Exercise - Rewrite the rows from the line containing "- responsible-unit-cell: ★住房公积金管理中心" through the line containing "- stage-cell: 教育: [16, 766, 57, 863]", changing "specific-item-cell" to "item-detail-cell" and leaving everything else as it is.

Record extracts -
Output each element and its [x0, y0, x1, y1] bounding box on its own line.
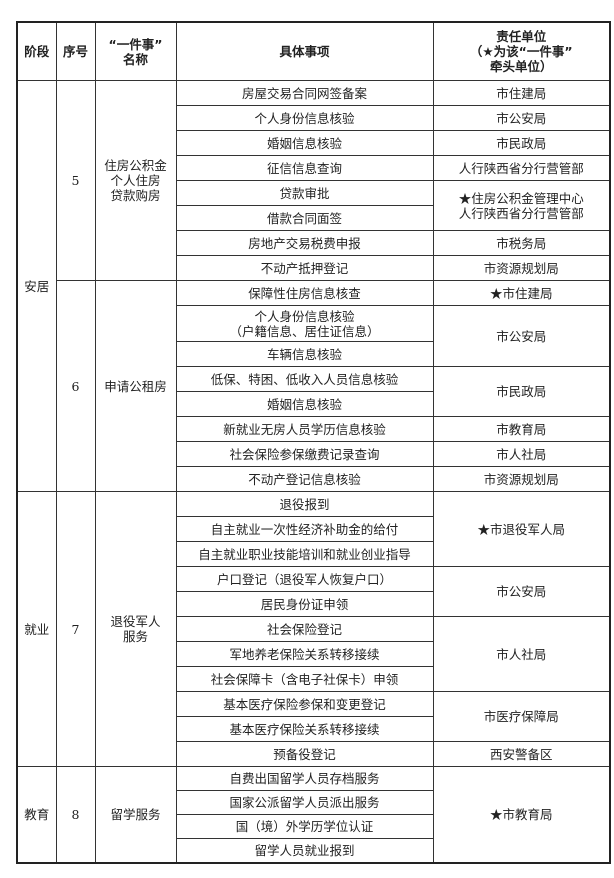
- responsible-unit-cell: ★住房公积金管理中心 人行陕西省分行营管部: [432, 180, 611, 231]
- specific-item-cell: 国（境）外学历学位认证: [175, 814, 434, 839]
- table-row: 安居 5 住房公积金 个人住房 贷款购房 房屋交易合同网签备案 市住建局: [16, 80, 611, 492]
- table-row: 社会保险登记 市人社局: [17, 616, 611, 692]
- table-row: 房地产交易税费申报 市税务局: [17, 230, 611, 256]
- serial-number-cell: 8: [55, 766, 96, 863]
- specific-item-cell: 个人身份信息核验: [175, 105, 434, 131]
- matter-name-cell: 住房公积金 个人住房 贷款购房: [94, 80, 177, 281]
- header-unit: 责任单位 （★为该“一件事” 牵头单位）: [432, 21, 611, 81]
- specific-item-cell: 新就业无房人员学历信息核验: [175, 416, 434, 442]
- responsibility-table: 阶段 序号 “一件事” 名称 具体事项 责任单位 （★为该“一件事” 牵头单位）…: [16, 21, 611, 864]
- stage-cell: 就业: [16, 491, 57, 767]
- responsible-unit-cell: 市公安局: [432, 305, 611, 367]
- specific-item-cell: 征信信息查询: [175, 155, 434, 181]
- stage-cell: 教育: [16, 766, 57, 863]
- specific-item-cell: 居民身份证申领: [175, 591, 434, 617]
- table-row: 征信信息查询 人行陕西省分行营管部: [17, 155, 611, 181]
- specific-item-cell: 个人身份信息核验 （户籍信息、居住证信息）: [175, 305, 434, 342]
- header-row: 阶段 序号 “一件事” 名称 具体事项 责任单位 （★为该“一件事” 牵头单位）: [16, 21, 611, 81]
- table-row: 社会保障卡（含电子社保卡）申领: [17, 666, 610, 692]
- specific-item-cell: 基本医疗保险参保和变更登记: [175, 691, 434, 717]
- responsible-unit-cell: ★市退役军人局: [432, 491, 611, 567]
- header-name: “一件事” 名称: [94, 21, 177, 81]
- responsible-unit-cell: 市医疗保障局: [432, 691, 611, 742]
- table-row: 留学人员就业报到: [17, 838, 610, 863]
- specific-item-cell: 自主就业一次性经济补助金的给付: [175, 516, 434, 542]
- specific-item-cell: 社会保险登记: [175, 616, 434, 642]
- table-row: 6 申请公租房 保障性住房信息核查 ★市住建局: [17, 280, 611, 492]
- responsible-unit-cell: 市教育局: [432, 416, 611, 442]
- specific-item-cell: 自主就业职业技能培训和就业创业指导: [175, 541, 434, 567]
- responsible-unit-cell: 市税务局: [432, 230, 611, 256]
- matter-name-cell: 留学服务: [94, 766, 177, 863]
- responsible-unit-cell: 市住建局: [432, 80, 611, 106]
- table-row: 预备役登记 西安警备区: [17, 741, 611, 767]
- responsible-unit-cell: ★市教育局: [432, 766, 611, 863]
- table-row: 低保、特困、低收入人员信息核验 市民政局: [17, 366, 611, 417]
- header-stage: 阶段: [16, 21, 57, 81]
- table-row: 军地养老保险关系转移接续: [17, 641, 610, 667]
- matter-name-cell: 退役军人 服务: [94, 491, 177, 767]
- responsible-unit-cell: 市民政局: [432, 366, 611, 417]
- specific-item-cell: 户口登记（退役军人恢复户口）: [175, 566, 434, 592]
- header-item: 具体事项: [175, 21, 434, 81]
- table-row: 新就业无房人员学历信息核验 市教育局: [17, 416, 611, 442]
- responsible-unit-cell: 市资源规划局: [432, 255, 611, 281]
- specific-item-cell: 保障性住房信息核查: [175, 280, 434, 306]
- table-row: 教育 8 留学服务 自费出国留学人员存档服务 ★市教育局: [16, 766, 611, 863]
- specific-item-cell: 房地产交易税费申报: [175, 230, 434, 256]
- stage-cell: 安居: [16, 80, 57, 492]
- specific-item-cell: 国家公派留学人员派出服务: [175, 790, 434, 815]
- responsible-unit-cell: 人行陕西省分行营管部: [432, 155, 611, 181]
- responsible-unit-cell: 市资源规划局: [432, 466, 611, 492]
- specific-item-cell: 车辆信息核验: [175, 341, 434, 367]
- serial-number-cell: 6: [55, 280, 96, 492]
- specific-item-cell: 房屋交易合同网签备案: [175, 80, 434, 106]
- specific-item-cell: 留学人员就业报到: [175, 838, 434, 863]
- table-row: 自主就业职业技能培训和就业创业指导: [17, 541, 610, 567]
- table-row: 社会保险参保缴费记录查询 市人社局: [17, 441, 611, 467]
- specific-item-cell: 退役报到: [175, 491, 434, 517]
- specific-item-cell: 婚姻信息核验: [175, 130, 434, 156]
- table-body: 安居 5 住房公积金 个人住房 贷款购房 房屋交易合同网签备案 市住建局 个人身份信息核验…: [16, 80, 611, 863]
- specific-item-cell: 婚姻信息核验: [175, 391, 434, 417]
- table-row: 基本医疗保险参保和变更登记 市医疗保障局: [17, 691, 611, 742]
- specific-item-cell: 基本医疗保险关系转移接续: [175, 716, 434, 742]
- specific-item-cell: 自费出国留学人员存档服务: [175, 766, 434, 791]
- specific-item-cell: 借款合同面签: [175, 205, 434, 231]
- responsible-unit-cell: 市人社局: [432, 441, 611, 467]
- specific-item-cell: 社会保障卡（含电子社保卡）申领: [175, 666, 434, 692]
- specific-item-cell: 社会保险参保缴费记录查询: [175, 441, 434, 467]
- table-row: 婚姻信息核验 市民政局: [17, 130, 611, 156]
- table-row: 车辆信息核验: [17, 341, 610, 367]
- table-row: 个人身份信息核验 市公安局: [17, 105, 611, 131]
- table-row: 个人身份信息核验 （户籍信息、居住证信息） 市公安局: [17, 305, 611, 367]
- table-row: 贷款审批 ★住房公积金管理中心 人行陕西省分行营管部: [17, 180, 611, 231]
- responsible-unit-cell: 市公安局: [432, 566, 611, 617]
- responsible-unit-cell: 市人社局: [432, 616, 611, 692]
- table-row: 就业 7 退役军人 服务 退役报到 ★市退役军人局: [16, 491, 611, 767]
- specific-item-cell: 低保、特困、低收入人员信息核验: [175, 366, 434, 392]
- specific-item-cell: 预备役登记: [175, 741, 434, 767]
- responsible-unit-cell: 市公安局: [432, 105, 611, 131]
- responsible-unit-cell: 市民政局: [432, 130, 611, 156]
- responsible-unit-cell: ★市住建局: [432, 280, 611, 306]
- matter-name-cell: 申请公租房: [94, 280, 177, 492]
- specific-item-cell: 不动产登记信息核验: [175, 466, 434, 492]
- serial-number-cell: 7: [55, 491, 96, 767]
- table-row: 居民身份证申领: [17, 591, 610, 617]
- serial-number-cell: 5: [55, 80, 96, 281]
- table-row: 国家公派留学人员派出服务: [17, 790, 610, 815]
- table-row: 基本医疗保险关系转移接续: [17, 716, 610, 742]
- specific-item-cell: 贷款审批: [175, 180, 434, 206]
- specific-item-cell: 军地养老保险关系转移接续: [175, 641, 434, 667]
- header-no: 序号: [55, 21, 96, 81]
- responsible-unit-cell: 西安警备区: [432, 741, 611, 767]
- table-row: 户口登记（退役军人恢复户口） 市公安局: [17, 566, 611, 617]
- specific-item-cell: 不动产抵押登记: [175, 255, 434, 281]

Result -
- responsible-unit-cell: ★住房公积金管理中心 人行陕西省分行营管部: [432, 180, 611, 231]
- item-detail-cell: 国（境）外学历学位认证: [175, 814, 434, 839]
- table-row: 安居 5 住房公积金 个人住房 贷款购房 房屋交易合同网签备案 市住建局: [16, 80, 611, 492]
- table-row: 社会保险登记 市人社局: [17, 616, 611, 692]
- table-row: 房地产交易税费申报 市税务局: [17, 230, 611, 256]
- serial-number-cell: 8: [55, 766, 96, 863]
- item-detail-cell: 个人身份信息核验: [175, 105, 434, 131]
- matter-name-cell: 住房公积金 个人住房 贷款购房: [94, 80, 177, 281]
- header-unit: 责任单位 （★为该“一件事” 牵头单位）: [432, 21, 611, 81]
- item-detail-cell: 新就业无房人员学历信息核验: [175, 416, 434, 442]
- responsibility-table: 阶段 序号 “一件事” 名称 具体事项 责任单位 （★为该“一件事” 牵头单位）…: [16, 21, 611, 864]
- stage-cell: 就业: [16, 491, 57, 767]
- responsible-unit-cell: 市公安局: [432, 305, 611, 367]
- item-detail-cell: 征信信息查询: [175, 155, 434, 181]
- stage-cell: 教育: [16, 766, 57, 863]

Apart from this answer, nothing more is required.